[START OF SUPPLIED MATERIAL]
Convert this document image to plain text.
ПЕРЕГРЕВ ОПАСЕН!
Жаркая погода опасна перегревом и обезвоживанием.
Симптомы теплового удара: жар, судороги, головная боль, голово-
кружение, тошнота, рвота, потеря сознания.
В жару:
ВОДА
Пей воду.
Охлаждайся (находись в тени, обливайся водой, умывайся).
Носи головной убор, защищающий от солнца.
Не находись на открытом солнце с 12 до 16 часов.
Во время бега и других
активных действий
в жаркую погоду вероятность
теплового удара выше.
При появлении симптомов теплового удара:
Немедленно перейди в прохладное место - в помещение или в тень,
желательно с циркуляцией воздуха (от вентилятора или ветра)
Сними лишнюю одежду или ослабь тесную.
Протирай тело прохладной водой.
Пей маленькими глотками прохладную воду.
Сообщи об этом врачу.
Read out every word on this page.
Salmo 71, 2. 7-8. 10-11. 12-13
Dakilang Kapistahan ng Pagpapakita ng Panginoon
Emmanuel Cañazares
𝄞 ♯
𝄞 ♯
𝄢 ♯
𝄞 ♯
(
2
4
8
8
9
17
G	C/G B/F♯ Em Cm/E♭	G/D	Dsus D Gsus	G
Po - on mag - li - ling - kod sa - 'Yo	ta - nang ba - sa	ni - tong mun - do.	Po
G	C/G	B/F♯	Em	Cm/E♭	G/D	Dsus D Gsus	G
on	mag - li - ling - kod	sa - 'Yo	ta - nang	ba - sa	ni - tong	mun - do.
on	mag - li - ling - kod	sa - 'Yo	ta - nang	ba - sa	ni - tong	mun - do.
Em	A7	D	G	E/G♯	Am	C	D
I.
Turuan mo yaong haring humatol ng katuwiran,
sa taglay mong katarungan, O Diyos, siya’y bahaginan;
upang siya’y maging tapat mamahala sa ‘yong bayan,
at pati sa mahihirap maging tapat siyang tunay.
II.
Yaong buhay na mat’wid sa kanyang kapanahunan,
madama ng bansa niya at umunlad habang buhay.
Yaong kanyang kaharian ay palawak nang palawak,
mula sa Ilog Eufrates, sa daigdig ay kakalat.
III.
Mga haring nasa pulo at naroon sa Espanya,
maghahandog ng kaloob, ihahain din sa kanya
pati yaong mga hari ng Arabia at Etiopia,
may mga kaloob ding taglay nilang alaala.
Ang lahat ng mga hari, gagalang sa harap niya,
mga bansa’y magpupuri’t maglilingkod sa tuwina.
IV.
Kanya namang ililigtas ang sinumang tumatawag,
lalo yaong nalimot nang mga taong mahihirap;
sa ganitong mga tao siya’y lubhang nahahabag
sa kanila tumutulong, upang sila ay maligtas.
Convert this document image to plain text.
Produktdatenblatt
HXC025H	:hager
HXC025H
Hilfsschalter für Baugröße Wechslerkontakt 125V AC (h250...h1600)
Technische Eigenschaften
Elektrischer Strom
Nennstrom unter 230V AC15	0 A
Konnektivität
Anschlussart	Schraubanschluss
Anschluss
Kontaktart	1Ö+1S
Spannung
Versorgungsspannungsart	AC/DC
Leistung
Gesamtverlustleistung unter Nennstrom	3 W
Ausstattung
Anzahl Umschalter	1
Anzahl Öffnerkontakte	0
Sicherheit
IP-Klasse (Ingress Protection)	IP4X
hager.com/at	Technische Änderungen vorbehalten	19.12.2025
[END OF SUPPLIED MATERIAL]
GIVEN EXERCISE
All lines above containing the string "maging" are to be collected.

FINAL RESULT
upang siya’y maging tapat mamahala sa ‘yong bayan,
at pati sa mahihirap maging tapat siyang tunay.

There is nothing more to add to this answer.